GOAL OF THE EXERCISE:
Gather all lines in the entries that include the word "products".

ITEMS:
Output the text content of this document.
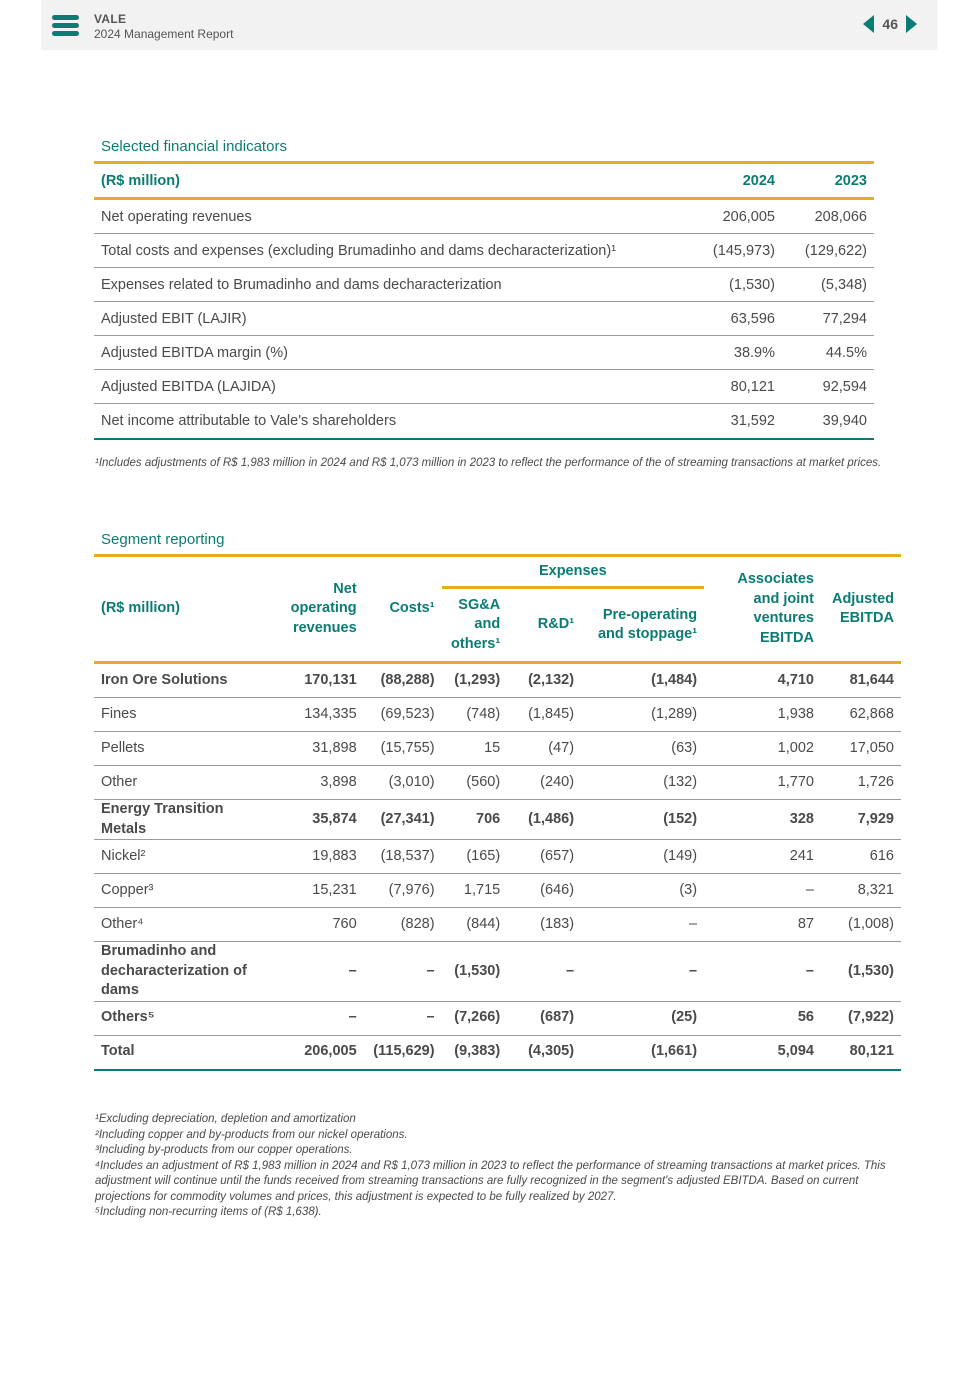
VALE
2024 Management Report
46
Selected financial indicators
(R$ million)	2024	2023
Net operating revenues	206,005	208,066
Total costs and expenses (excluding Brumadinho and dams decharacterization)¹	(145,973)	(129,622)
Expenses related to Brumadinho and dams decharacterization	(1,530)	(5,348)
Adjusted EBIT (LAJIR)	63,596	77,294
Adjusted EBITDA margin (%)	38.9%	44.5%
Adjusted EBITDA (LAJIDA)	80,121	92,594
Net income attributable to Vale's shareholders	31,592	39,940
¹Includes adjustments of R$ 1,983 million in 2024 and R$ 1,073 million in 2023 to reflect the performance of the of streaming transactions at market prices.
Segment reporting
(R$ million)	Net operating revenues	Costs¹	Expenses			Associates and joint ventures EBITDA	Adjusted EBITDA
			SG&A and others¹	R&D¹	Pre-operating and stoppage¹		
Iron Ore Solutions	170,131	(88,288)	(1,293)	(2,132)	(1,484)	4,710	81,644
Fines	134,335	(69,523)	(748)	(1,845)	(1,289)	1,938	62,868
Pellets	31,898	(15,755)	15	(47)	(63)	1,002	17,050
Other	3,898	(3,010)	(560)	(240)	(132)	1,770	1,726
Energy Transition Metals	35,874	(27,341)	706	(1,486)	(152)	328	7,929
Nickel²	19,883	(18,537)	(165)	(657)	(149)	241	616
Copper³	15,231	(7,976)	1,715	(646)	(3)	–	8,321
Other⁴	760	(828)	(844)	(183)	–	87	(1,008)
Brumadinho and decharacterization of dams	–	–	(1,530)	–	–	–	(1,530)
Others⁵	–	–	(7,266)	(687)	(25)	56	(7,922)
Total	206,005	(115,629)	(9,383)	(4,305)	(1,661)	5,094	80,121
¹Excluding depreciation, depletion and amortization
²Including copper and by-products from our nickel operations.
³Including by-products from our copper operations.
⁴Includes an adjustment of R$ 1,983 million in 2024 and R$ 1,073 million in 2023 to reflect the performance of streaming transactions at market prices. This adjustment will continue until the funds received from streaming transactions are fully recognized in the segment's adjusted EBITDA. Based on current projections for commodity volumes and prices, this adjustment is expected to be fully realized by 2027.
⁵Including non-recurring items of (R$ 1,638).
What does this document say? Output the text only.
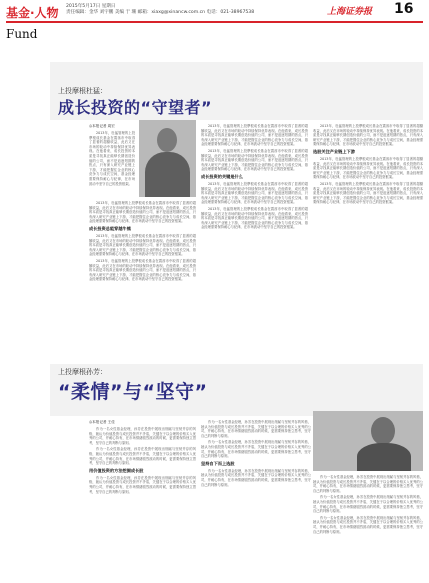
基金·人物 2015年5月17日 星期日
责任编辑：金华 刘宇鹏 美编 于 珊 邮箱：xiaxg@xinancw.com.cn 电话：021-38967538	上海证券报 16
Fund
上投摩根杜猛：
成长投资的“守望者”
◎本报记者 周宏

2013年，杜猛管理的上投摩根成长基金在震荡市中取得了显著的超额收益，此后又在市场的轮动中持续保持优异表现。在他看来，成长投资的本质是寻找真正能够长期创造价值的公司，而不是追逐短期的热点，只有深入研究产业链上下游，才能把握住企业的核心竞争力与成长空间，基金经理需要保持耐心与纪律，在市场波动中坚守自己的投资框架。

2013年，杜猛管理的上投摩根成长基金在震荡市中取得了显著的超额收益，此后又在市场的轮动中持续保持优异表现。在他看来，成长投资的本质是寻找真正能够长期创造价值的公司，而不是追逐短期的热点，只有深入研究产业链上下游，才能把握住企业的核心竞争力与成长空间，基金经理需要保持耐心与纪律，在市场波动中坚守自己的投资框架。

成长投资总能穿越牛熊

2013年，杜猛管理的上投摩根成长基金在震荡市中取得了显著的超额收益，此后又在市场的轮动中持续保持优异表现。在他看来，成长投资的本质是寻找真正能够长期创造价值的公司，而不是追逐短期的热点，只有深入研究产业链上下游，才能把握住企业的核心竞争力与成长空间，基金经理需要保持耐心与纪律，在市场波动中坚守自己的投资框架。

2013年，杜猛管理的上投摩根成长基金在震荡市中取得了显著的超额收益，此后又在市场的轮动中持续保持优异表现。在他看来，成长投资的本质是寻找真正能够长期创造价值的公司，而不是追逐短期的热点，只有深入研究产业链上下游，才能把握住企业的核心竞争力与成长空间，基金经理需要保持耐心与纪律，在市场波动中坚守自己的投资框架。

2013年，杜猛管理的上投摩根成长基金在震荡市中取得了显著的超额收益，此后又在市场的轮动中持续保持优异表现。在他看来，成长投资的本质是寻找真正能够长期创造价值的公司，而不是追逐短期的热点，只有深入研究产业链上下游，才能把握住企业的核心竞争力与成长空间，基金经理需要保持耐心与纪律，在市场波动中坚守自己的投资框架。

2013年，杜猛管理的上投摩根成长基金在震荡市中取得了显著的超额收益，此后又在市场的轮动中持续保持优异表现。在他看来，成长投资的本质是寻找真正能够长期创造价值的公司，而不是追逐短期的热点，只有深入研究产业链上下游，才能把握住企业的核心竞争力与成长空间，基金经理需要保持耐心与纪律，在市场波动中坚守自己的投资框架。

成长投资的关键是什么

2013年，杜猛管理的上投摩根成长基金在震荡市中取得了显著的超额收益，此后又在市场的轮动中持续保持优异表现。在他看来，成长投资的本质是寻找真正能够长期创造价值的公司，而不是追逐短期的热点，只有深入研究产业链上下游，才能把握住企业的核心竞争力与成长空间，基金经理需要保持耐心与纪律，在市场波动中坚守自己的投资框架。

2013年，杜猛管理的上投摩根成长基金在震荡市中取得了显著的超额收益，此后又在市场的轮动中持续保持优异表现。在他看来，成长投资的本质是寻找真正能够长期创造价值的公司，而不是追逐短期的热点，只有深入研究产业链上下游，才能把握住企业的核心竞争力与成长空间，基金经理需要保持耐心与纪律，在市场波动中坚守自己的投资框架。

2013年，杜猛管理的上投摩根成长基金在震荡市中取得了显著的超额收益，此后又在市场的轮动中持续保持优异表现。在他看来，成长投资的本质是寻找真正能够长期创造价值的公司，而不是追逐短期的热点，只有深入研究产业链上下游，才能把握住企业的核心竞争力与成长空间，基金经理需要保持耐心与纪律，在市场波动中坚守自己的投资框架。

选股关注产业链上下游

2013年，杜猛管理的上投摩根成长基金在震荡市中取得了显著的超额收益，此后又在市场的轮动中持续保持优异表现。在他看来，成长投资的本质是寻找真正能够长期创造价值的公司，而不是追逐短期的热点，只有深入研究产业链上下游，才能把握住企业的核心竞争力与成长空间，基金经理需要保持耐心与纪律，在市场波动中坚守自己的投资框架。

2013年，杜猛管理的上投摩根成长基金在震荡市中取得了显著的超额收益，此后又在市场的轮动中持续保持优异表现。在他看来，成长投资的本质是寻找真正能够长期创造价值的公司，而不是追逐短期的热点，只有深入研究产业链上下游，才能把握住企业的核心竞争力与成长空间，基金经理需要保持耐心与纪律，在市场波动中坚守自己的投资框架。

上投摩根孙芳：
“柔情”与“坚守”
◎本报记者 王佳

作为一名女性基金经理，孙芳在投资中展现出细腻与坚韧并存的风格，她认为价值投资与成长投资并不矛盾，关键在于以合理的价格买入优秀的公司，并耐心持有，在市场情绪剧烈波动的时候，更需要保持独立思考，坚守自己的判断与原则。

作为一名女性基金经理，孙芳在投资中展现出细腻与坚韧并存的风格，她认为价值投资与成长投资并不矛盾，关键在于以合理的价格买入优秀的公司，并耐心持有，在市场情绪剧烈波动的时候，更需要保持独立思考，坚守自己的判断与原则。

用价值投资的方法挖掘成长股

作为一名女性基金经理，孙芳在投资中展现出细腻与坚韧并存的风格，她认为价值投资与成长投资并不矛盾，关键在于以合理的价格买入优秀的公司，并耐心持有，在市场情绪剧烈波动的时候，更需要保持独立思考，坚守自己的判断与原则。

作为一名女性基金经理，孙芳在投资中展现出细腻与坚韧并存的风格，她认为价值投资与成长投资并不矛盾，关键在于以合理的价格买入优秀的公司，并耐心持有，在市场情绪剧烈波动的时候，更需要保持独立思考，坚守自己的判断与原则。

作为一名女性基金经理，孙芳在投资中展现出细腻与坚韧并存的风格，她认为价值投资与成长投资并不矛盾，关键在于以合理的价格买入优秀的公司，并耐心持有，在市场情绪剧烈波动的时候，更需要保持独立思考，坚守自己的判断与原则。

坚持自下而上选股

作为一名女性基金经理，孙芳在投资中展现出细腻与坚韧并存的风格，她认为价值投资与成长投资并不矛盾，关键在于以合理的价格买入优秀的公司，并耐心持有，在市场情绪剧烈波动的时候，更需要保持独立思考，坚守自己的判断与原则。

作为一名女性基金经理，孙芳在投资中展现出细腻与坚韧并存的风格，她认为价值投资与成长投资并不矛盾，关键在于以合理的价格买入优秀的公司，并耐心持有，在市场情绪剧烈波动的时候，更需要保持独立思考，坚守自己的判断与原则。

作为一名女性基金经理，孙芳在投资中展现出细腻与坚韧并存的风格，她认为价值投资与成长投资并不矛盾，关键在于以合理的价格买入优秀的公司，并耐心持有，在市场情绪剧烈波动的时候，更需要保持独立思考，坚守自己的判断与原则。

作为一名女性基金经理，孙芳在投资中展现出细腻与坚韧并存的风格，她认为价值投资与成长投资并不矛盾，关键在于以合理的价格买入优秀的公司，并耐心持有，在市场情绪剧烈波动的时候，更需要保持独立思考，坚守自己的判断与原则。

SOLUTION TO THIS TASK:
²Including copper and by-products from our nickel operations.
³Including by-products from our copper operations.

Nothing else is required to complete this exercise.